● REQUIRED TASK: Tally the lines in these records that hold the string "this", and reply with the number alone.

● RECORD SET:
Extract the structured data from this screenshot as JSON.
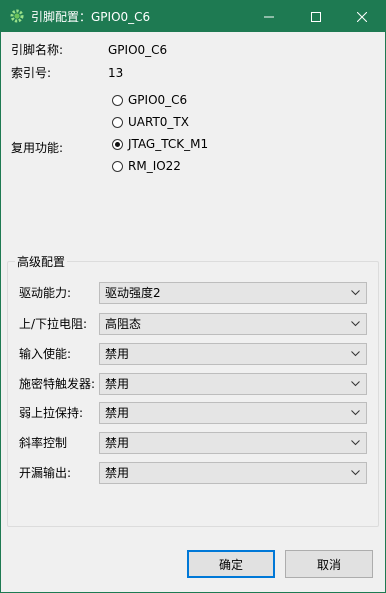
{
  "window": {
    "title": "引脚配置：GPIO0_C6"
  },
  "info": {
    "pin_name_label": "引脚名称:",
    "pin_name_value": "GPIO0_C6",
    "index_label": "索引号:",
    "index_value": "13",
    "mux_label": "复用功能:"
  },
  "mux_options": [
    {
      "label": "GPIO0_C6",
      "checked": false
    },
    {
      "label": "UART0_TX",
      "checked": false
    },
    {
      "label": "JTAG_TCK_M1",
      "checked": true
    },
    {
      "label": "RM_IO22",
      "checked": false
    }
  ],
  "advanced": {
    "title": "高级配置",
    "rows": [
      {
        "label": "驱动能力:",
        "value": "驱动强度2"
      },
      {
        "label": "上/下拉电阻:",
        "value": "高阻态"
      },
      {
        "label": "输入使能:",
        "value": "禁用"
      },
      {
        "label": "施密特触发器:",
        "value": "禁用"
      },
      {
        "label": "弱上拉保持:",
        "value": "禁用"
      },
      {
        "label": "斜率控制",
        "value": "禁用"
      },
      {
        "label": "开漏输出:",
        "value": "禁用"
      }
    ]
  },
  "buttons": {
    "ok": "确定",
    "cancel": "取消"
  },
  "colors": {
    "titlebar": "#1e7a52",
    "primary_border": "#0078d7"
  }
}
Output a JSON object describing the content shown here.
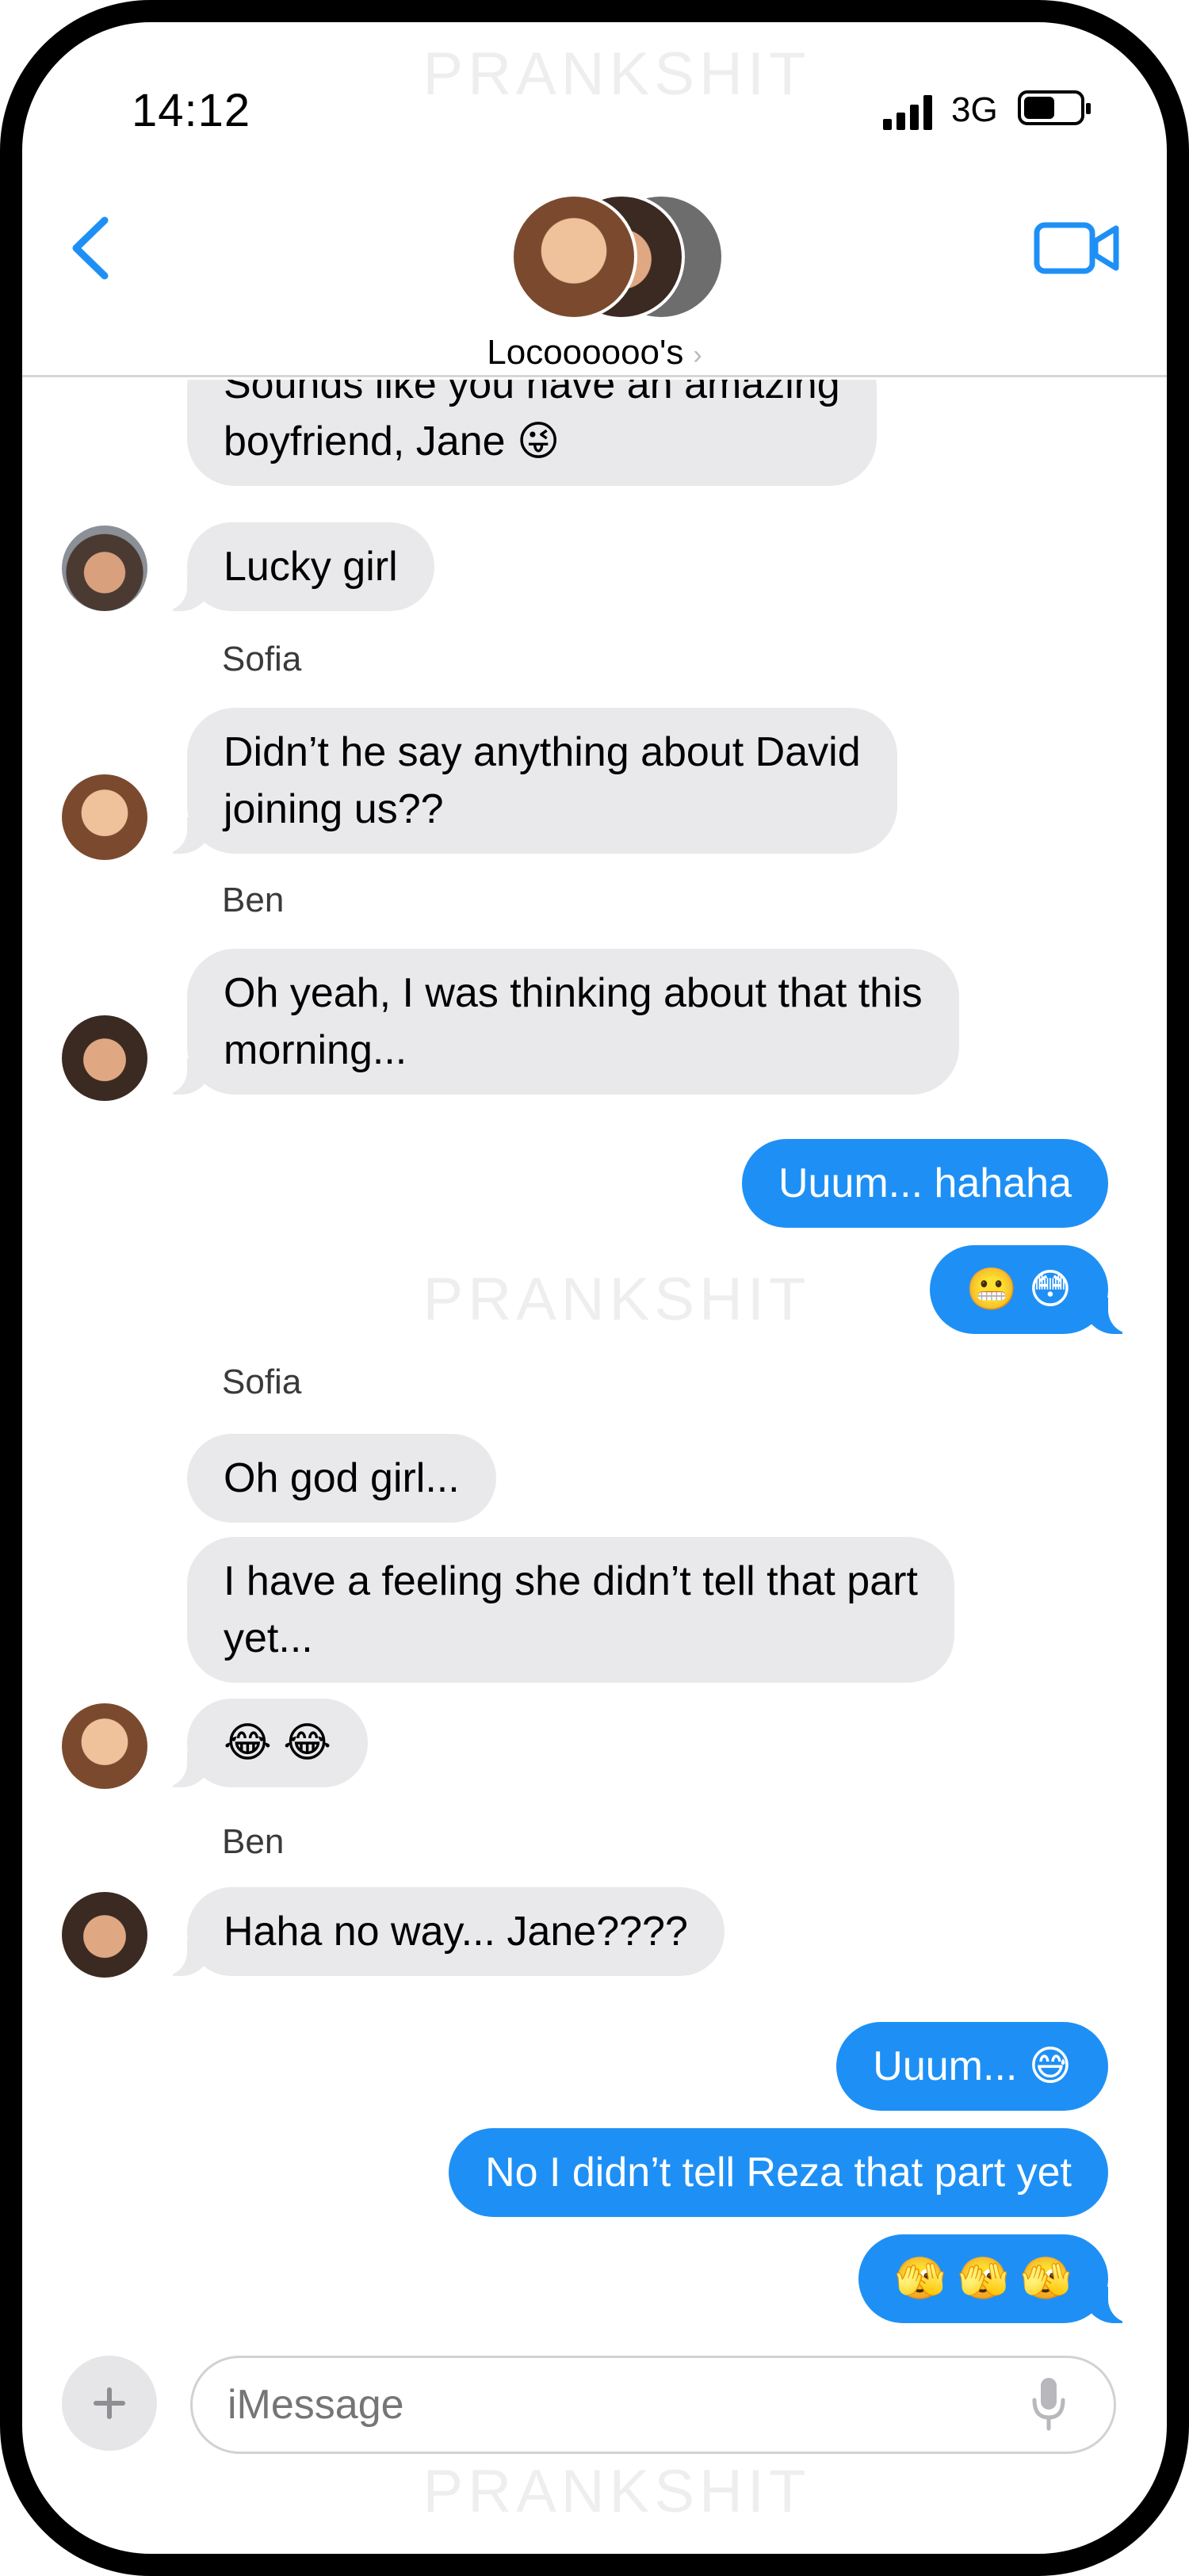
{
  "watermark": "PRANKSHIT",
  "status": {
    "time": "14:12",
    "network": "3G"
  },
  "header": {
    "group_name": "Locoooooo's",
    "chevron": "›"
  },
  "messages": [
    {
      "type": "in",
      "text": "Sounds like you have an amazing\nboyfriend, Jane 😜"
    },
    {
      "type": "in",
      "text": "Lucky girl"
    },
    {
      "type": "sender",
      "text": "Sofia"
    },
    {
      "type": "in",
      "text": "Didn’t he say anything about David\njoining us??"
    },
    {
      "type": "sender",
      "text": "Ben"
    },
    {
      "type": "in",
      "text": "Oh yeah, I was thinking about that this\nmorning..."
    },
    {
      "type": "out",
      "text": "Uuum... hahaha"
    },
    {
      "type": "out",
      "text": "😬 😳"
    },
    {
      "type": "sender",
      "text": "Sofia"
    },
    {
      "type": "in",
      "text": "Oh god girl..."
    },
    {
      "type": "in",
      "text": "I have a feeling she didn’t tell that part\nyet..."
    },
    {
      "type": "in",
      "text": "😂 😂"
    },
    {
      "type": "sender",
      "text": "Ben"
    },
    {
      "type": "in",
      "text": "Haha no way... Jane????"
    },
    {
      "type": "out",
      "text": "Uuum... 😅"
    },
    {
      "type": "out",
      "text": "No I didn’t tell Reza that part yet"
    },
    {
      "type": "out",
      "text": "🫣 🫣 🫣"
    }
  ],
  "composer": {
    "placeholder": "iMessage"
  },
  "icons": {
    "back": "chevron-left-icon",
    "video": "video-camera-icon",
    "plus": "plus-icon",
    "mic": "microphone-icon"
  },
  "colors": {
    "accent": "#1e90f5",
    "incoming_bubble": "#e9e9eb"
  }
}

* * *

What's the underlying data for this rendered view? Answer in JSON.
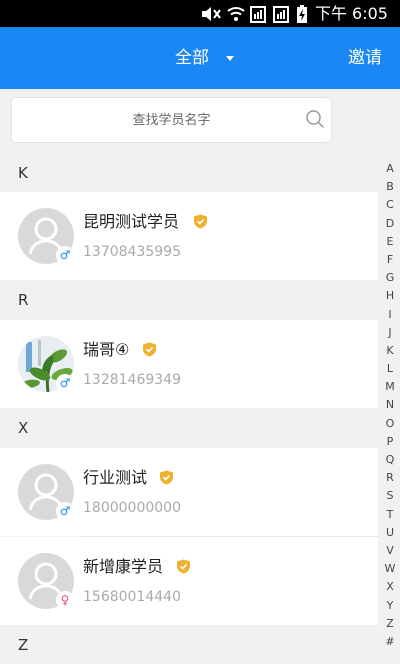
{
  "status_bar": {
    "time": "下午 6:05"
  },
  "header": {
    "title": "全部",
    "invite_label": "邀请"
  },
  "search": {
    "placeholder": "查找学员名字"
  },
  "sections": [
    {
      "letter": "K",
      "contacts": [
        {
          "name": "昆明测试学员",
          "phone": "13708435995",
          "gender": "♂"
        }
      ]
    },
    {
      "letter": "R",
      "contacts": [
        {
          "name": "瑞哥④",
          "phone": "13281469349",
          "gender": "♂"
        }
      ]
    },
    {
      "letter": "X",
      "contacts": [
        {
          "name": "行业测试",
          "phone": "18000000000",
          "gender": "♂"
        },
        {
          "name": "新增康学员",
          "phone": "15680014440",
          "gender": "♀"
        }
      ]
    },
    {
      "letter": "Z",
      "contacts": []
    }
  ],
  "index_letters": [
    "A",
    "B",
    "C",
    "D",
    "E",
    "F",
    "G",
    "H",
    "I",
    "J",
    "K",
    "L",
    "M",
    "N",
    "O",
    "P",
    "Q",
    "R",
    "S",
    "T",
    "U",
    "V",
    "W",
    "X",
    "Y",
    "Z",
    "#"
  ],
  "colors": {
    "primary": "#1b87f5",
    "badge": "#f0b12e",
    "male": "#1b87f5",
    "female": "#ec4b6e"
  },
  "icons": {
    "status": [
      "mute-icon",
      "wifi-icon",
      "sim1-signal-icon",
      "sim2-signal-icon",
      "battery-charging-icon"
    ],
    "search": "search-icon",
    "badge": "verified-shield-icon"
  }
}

● TASK RESULT: 3